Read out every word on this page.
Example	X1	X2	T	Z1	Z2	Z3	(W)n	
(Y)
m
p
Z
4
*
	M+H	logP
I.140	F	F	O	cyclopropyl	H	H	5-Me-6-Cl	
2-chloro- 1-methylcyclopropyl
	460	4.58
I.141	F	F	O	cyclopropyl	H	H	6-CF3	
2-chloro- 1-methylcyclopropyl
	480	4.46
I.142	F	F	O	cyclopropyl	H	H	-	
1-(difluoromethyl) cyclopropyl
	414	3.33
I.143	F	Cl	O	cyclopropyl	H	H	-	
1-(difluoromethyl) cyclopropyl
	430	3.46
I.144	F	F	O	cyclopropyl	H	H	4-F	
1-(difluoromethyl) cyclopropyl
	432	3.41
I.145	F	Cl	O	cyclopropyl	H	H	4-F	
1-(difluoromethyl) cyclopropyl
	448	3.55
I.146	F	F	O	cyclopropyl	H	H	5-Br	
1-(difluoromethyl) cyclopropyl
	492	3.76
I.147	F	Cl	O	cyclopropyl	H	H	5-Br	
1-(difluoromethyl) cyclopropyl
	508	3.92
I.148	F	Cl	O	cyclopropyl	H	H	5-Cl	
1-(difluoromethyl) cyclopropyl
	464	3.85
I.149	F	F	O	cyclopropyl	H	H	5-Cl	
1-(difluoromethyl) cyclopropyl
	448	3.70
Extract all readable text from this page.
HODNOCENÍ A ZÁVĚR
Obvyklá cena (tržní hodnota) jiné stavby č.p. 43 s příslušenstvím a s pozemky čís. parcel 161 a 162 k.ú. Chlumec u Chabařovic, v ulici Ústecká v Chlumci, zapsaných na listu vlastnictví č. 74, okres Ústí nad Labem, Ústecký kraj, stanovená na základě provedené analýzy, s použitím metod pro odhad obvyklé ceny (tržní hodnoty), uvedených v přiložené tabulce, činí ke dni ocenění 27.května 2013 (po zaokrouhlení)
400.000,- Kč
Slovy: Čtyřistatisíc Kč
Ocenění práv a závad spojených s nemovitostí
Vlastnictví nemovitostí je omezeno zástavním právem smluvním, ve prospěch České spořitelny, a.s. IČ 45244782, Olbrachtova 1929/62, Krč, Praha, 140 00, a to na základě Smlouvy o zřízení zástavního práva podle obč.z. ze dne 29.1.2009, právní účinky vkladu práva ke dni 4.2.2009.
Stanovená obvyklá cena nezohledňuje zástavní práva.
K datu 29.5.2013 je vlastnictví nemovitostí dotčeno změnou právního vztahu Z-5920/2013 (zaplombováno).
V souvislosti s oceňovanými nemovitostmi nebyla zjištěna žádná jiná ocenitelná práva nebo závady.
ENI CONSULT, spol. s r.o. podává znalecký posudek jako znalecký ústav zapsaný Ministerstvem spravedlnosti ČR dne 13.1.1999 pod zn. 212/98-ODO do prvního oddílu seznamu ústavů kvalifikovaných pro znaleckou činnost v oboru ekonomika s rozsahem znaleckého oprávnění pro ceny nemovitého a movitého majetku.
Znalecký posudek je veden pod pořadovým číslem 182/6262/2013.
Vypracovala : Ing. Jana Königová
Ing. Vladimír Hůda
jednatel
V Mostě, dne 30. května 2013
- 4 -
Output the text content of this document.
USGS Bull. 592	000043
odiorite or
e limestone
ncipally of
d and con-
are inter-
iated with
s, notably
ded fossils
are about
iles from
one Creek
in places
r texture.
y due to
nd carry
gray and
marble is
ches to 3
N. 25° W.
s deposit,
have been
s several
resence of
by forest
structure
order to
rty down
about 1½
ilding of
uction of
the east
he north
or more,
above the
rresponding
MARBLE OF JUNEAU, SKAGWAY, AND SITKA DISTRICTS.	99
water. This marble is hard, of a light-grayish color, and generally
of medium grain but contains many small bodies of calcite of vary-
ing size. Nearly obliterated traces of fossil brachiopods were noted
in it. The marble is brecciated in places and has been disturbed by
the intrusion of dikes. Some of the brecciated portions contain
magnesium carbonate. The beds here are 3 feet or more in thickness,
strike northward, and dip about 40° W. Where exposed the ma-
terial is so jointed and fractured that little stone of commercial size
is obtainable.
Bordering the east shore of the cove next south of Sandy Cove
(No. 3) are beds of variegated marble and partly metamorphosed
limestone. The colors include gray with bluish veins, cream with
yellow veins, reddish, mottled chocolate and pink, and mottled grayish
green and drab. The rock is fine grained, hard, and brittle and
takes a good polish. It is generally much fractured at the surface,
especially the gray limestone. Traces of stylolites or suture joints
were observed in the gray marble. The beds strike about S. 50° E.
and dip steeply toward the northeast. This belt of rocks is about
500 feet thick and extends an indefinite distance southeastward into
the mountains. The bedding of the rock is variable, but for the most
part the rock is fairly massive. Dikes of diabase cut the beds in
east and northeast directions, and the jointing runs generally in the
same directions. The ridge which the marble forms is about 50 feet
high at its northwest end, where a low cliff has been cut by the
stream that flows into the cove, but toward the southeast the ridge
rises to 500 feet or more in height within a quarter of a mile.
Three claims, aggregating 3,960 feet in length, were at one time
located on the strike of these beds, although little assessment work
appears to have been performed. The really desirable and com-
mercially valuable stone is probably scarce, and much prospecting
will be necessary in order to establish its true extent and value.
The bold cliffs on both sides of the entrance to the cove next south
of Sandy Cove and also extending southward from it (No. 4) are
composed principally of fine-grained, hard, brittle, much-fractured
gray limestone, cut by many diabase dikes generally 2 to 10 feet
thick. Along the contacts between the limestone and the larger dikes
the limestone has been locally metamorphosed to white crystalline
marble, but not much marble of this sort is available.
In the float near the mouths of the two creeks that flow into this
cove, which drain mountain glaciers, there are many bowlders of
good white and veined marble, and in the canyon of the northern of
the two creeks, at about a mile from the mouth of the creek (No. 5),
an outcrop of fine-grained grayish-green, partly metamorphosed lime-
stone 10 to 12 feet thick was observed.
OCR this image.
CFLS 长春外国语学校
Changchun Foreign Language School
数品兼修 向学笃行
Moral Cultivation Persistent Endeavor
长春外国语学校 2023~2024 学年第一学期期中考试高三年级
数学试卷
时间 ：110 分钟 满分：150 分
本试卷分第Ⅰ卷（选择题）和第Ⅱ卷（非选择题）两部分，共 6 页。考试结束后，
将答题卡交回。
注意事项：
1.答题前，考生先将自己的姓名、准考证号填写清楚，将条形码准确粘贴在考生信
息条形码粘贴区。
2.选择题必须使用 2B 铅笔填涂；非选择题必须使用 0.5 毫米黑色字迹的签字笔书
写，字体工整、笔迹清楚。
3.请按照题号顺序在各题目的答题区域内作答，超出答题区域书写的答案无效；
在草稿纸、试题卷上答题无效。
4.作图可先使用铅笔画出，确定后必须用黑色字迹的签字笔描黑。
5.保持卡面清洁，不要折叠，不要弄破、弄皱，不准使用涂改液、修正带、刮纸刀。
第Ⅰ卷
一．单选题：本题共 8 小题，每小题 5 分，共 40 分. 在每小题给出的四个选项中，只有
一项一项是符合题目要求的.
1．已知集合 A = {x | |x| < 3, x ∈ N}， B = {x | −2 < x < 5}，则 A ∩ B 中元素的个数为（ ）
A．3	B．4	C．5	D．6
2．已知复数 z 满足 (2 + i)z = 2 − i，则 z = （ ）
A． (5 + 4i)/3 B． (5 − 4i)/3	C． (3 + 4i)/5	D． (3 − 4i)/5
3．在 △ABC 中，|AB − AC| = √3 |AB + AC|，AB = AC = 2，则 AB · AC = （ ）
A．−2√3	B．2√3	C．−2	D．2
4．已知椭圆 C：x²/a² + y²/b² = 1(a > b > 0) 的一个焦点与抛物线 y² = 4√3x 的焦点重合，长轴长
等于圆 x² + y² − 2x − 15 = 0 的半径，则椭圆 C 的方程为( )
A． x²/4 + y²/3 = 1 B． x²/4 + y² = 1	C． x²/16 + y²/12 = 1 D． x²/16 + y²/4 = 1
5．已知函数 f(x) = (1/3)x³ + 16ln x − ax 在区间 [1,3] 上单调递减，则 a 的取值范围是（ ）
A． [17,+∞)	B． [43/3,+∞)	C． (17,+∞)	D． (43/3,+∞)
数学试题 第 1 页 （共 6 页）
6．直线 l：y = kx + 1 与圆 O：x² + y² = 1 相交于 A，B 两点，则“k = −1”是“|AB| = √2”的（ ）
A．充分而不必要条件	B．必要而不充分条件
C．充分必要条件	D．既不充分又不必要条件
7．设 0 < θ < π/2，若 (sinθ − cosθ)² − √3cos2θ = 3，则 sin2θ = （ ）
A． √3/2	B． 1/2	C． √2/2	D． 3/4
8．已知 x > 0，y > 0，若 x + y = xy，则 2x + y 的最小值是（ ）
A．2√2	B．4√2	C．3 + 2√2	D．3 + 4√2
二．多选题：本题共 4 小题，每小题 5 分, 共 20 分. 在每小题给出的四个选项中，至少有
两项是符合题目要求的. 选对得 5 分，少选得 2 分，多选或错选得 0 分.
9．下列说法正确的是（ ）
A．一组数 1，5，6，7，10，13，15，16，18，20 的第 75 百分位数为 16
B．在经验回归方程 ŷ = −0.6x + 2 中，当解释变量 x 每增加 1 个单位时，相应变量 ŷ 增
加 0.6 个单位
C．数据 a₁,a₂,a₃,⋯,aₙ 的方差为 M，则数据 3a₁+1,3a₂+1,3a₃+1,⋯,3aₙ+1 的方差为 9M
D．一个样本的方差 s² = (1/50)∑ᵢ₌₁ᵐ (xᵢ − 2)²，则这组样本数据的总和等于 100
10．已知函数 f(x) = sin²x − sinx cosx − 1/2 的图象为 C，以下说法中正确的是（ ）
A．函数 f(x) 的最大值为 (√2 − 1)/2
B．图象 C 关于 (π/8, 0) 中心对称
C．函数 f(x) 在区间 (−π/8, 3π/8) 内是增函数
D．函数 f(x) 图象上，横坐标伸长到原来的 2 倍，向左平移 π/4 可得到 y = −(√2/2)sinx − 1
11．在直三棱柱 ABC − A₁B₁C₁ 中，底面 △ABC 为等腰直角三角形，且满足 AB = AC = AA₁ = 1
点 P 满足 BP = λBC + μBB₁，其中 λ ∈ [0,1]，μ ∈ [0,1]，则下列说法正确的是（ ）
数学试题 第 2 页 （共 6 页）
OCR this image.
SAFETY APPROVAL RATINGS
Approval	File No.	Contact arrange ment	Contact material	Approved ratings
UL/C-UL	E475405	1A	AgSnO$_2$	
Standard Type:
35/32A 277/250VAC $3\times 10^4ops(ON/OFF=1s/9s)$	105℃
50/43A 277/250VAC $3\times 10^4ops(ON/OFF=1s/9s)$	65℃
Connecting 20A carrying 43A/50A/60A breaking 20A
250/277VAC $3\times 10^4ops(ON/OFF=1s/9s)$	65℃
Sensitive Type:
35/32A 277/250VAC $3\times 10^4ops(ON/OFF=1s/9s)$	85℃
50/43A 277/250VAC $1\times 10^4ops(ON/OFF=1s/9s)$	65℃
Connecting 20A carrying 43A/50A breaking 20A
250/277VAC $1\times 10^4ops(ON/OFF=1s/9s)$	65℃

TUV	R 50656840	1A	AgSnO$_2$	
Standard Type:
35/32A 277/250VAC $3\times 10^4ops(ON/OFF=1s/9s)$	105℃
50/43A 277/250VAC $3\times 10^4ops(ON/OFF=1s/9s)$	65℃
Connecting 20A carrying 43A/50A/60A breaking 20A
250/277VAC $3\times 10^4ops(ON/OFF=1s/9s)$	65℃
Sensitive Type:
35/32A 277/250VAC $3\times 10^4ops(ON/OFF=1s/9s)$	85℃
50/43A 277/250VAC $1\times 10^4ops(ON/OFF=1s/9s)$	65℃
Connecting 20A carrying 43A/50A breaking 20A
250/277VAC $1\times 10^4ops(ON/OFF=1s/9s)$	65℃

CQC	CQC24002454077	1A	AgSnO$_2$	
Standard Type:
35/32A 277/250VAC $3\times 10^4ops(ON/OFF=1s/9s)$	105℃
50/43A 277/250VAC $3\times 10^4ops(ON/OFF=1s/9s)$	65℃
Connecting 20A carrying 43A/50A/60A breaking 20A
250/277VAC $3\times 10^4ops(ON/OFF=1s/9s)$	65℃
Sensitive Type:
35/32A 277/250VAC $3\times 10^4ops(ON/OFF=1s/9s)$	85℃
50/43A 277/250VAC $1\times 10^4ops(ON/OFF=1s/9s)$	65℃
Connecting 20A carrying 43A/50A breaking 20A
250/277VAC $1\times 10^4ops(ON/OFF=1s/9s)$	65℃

### [TASK TO COMPLETE]
Each line that holds the word "brittle" is to be copied.

### [EXPECTED ANSWER]
green and drab. The rock is fine grained, hard, and brittle and
composed principally of fine-grained, hard, brittle, much-fractured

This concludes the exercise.